(Beginning of SOURCE EXTRACT)

My professional career has been highlighted by three sabbatical leaves: each one renewing my interest in genetics and revealing brand new (for me) fascinating areas. I highly recommend sabbatical leaves as part of an academic career, in providing exposure to new areas, time away from other hectic demands (administrative or clinical), and time for reflection about where one is headed in life. My first sabbatical was aimed at understanding both the breadth of disorders associated with arthrogryposis (multiple congenital contractures—some 400 disorders at last count) and at least some of the pathogenetic mechanisms involved (e.g., itemization of what “needs to be in place” for normal embryo/fetal movement to occur). From this work, we began to distinguish and characterize a large series of disorders involving congenital contractures, including, for example, the fetal akinesia sequence, amyoplasia, the “distal” arthrogryposes, and the pterygium syndromes.

The second sabbatical, commencing in 1988, with a Killam Senior Fellowship, was in Oxford, UK. It represented not only a cultural change but also a chance to understand the utilization of mouse models for selected human disorders and the homologies of imprinting/epigenetic disorders in mice and humans. It also provided the opportunity to know and collaborate with numerous fine medical geneticists in the United Kingdom and Europe. Working with them, I realized that genomic imprinting opened the door to other nontraditional types of inheritance as well.

Finally, after finishing 10 years as the Department of Pediatrics chair at the University of British Columbia, I undertook a sabbatical at Christ’s College in Cambridge, UK. There I discovered the principles of the developmental origins of health and disease, i.e., fetal determinants of adult disease and their epigenetic transgenerational programming effects—areas that are now transforming our understanding of genetic mechanisms.

(End of SOURCE EXTRACT)
(Beginning of DATA PROVIDED)

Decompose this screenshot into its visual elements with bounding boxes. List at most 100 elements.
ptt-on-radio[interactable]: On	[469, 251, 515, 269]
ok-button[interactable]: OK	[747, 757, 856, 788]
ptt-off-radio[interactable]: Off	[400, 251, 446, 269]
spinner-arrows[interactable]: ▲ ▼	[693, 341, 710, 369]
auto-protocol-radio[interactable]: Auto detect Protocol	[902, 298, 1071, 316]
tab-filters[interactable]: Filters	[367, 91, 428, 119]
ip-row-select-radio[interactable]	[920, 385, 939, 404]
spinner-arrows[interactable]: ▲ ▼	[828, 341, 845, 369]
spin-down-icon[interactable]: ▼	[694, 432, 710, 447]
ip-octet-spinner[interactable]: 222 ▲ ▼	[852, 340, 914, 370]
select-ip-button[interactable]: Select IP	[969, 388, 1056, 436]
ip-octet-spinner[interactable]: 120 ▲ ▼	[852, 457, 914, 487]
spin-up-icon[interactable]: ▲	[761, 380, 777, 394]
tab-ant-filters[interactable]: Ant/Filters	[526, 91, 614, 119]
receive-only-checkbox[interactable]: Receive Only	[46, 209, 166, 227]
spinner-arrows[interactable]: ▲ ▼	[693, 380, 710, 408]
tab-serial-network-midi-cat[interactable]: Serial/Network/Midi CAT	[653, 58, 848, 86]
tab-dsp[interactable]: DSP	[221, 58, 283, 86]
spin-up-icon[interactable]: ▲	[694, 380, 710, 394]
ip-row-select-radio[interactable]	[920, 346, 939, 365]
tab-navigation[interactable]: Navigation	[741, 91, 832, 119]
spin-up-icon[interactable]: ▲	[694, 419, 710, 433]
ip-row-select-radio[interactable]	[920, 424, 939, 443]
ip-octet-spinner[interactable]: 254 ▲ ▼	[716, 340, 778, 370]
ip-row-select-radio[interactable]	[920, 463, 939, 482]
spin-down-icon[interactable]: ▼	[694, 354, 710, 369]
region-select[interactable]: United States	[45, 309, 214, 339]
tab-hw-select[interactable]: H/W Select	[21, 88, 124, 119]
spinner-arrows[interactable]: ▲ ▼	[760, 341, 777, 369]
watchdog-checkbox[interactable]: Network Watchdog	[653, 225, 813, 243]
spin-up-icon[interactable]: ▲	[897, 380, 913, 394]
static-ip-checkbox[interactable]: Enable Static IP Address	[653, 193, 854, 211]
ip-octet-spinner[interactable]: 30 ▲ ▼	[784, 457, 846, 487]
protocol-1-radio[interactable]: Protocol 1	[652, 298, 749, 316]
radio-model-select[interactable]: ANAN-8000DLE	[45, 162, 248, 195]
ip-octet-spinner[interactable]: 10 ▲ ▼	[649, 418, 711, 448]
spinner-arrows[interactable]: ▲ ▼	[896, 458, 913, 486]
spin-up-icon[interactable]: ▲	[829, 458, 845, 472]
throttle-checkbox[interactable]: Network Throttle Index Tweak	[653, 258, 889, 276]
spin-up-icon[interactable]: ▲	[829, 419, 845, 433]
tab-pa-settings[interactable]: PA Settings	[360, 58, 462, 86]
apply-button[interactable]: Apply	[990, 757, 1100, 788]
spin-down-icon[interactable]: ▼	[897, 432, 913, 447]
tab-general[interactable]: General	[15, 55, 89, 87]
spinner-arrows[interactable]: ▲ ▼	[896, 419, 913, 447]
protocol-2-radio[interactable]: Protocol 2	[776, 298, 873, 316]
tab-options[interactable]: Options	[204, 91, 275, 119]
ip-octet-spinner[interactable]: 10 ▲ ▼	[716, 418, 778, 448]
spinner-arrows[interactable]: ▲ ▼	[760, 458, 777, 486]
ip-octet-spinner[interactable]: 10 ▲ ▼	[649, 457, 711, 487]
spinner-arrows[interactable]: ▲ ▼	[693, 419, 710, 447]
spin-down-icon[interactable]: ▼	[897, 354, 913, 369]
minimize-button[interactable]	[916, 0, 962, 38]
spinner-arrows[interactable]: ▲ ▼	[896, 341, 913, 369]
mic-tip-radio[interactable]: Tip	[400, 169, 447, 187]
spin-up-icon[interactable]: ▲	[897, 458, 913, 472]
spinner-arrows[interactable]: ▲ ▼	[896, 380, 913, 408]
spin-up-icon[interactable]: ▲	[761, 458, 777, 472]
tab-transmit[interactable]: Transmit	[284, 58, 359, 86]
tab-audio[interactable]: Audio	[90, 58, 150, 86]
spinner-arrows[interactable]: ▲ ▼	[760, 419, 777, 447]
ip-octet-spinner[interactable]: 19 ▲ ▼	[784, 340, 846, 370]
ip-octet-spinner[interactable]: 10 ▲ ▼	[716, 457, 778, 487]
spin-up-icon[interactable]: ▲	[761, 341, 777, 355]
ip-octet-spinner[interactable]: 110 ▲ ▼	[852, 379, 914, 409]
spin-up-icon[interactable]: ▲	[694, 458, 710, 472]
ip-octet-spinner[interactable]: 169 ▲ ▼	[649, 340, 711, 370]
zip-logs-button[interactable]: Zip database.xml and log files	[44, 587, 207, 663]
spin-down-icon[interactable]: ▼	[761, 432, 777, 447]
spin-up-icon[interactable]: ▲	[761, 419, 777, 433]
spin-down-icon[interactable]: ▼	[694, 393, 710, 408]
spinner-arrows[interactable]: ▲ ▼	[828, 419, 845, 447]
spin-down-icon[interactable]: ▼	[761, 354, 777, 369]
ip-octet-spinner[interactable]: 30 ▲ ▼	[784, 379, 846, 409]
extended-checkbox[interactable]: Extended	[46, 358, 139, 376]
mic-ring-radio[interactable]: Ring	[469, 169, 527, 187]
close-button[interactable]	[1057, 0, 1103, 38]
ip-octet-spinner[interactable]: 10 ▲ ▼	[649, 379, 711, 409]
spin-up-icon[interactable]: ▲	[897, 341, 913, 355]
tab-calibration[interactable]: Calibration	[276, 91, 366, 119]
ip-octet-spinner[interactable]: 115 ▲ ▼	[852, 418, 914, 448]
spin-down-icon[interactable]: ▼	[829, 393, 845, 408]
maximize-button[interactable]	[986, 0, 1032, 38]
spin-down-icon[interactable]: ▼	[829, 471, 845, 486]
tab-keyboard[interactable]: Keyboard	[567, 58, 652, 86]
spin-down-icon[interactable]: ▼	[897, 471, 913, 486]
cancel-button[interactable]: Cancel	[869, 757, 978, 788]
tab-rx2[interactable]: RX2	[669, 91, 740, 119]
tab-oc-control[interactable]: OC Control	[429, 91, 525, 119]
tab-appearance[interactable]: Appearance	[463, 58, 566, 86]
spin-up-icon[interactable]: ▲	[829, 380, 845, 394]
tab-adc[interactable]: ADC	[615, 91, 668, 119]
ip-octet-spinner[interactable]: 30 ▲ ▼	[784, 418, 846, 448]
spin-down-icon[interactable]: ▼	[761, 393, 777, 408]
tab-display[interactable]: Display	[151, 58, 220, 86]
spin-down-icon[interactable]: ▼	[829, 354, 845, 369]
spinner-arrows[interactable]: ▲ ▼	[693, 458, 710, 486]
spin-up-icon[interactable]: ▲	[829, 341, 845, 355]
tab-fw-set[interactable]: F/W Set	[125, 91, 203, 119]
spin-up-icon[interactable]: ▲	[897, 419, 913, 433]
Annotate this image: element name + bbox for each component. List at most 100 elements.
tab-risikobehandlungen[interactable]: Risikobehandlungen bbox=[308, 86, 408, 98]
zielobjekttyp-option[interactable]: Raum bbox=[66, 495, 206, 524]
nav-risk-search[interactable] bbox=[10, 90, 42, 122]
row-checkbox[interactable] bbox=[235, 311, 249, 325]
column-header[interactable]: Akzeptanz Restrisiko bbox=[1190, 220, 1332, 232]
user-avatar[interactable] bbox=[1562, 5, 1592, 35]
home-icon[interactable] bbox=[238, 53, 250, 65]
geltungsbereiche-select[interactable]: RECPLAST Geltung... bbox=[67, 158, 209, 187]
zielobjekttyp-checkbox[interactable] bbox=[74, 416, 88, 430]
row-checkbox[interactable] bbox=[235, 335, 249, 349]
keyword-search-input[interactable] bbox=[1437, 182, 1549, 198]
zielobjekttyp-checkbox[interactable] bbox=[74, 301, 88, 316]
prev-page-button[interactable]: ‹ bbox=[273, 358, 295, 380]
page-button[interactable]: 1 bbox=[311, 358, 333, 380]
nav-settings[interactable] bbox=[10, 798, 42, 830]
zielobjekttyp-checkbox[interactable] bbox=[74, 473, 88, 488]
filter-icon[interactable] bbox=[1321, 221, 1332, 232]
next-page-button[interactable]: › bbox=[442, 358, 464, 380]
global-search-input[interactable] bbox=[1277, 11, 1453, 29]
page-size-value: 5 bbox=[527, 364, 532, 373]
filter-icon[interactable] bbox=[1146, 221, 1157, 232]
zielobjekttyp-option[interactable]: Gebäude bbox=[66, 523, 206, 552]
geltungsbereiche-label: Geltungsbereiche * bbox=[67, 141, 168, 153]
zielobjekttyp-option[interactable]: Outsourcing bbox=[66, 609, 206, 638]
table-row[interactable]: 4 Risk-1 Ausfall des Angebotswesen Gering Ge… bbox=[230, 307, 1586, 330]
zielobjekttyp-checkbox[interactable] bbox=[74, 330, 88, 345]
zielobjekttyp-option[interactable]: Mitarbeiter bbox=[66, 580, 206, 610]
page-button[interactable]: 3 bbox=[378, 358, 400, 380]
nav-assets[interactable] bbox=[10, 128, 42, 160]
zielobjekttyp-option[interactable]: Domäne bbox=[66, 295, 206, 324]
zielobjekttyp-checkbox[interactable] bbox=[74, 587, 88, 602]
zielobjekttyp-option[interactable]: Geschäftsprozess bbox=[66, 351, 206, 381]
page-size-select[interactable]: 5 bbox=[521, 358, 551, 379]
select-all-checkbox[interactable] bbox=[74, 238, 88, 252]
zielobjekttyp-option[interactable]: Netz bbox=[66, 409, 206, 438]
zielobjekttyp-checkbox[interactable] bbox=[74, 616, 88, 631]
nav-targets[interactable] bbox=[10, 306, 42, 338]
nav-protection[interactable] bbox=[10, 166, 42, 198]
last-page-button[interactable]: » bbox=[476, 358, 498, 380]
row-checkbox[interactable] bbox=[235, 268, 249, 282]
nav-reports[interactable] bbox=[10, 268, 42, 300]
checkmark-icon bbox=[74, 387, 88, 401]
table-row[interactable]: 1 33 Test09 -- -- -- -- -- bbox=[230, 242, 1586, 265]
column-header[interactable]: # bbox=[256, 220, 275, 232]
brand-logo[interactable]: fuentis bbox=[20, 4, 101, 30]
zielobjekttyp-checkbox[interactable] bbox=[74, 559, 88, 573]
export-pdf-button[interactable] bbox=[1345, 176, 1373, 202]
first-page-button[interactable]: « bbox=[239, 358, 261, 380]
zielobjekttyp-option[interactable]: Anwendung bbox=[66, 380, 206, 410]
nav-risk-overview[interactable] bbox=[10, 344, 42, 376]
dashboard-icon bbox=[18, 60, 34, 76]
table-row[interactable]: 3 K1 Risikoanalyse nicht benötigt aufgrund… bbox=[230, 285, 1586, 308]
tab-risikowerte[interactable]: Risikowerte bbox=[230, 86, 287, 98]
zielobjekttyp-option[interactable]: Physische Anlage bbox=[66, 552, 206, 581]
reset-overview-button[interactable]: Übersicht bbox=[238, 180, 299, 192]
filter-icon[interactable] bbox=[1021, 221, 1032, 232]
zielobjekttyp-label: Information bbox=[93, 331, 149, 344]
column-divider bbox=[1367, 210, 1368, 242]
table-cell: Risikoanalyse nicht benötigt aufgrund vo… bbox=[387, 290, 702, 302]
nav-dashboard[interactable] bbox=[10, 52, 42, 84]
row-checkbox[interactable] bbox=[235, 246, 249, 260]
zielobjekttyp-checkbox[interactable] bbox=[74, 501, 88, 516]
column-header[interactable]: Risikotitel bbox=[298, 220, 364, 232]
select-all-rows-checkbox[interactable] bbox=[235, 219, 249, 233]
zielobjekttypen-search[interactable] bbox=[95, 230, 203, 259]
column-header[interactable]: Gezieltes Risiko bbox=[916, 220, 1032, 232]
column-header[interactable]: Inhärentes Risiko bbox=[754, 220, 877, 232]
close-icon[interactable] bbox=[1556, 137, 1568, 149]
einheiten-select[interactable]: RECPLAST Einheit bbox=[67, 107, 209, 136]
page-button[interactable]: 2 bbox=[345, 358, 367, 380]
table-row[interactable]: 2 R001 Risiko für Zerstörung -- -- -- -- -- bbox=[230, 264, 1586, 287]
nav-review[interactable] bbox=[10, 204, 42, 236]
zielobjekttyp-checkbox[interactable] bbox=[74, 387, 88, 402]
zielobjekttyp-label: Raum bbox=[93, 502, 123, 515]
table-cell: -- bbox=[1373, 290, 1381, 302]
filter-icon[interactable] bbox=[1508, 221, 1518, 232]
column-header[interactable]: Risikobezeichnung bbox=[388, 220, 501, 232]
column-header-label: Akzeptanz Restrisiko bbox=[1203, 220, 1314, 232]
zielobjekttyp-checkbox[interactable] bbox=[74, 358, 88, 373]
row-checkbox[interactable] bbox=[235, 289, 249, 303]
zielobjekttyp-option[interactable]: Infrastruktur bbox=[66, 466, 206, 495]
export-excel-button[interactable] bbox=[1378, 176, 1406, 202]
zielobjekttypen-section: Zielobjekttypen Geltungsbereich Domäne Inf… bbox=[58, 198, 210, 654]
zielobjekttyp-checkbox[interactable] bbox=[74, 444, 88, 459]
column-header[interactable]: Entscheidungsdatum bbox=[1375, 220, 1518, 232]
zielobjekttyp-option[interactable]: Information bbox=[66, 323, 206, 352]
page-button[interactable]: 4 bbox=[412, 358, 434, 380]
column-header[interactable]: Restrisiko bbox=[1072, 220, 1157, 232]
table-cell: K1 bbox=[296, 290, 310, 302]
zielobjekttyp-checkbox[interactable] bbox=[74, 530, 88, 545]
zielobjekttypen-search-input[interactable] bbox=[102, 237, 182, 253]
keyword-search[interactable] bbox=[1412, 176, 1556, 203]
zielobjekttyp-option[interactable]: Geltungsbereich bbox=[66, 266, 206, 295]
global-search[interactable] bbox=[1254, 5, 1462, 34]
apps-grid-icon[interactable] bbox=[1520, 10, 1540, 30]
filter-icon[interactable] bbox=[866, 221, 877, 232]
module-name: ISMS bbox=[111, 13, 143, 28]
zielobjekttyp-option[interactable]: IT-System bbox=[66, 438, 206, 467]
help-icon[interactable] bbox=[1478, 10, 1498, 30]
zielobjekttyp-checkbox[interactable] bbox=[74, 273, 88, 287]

(End of DATA PROVIDED)

* PROBLEM SET *
[A] Answer each question from the sabbaticals account:
(i) How many disorders involving arthrogryposis does the account give as the figure at last count?
(ii) In what year did the second sabbatical begin, and in what city was it spent?
(iii) At which college was the final sabbatical undertaken?
[B] Set down the stretch of the sabbaticals account from "The second sabbatical, commencing" through "inheritance as well.", copying every word and mark unchanged.

* YOUR RESPONSES *
[A]
(i) Some 400 disorders.
(ii) It began in 1988 and was spent in Oxford, UK.
(iii) Christ's College in Cambridge, UK.

[B]
The second sabbatical, commencing in 1988, with a Killam Senior Fellowship, was in Oxford, UK. It represented not only a cultural change but also a chance to understand the utilization of mouse models for selected human disorders and the homologies of imprinting/epigenetic disorders in mice and humans. It also provided the opportunity to know and collaborate with numerous fine medical geneticists in the United Kingdom and Europe. Working with them, I realized that genomic imprinting opened the door to other nontraditional types of inheritance as well.